Work to do:
Report the number of lines in these entries that contain "степени". Write only the number.

Data section:
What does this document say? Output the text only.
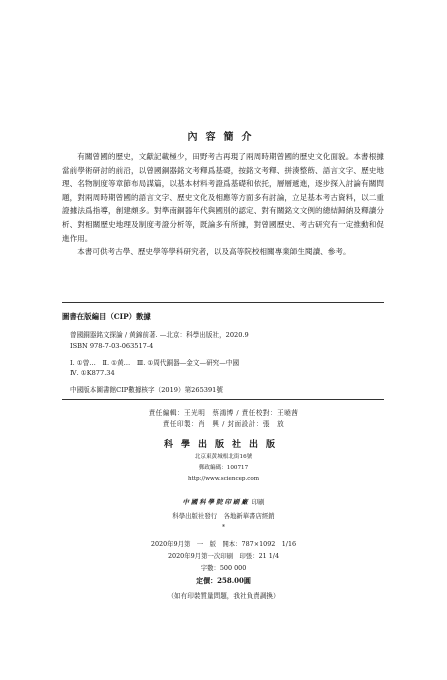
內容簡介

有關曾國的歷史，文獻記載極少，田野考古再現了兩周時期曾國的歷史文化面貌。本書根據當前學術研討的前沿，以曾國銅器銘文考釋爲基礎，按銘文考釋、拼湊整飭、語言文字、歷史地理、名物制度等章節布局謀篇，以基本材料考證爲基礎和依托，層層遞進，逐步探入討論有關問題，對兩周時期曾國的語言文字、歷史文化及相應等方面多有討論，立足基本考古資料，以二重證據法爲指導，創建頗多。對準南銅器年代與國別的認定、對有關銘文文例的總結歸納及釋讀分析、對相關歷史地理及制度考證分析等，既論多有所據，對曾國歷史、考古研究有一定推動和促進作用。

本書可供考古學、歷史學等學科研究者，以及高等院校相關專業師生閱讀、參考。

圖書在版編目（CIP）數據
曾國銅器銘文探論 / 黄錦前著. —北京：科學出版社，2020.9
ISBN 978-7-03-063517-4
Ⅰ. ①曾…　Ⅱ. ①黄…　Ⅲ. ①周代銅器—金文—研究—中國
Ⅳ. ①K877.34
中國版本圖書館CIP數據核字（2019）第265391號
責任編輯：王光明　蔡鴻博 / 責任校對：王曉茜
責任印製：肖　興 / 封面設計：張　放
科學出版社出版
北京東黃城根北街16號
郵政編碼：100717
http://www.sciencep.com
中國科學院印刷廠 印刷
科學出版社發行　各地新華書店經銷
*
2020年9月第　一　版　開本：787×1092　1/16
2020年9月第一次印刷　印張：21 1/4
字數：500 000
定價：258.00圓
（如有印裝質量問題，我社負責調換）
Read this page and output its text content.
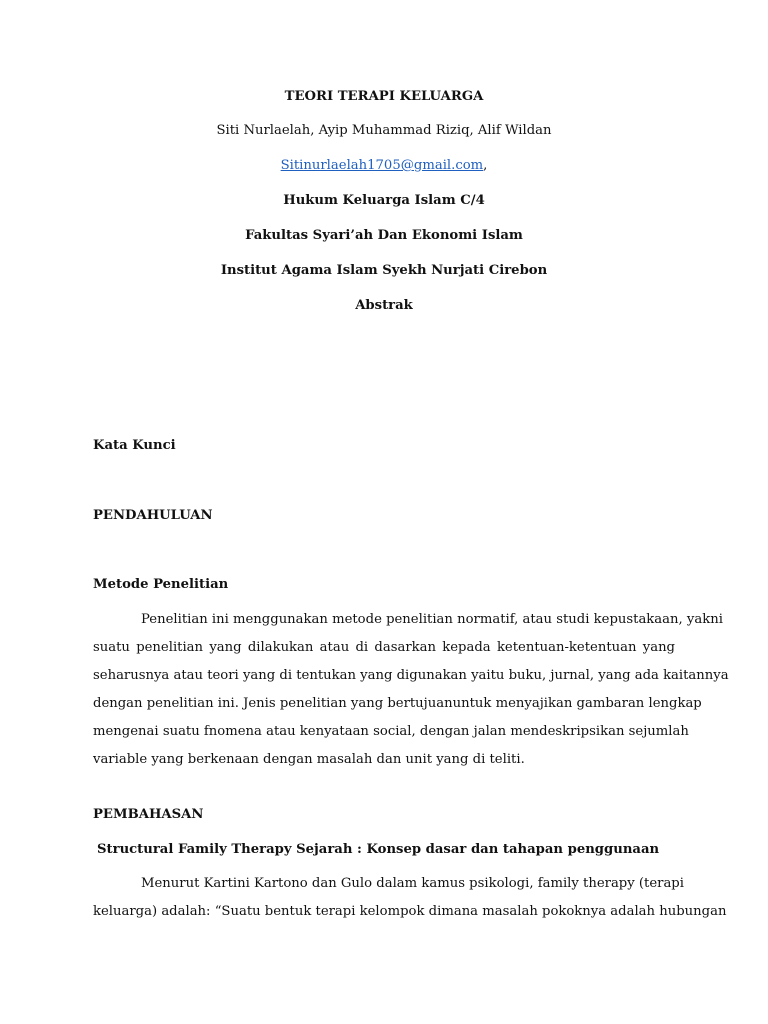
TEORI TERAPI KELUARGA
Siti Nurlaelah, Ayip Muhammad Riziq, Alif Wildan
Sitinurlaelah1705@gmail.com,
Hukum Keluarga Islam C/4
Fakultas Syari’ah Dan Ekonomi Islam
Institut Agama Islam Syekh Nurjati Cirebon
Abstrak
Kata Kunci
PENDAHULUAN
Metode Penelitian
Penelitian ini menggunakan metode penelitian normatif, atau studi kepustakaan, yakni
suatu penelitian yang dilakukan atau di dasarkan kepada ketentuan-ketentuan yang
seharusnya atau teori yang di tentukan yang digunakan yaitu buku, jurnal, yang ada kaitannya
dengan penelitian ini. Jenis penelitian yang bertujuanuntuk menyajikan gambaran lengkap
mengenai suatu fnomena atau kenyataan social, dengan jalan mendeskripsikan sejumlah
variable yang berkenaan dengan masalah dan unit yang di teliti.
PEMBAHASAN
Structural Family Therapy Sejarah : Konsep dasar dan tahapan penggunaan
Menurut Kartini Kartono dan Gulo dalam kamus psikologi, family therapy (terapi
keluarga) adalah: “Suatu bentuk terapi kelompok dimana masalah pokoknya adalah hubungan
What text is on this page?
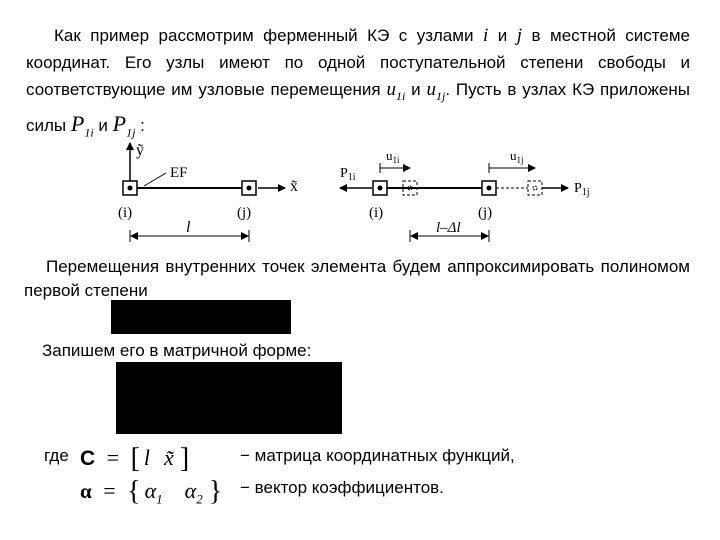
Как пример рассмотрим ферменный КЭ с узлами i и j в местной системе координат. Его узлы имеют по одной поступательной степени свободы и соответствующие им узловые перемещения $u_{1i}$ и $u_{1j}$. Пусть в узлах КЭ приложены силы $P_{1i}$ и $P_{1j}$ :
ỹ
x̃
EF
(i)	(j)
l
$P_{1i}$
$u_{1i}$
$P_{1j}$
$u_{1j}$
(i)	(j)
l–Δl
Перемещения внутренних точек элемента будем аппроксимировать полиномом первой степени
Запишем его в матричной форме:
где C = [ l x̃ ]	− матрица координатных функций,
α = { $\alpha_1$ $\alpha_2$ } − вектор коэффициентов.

Exercise output:
2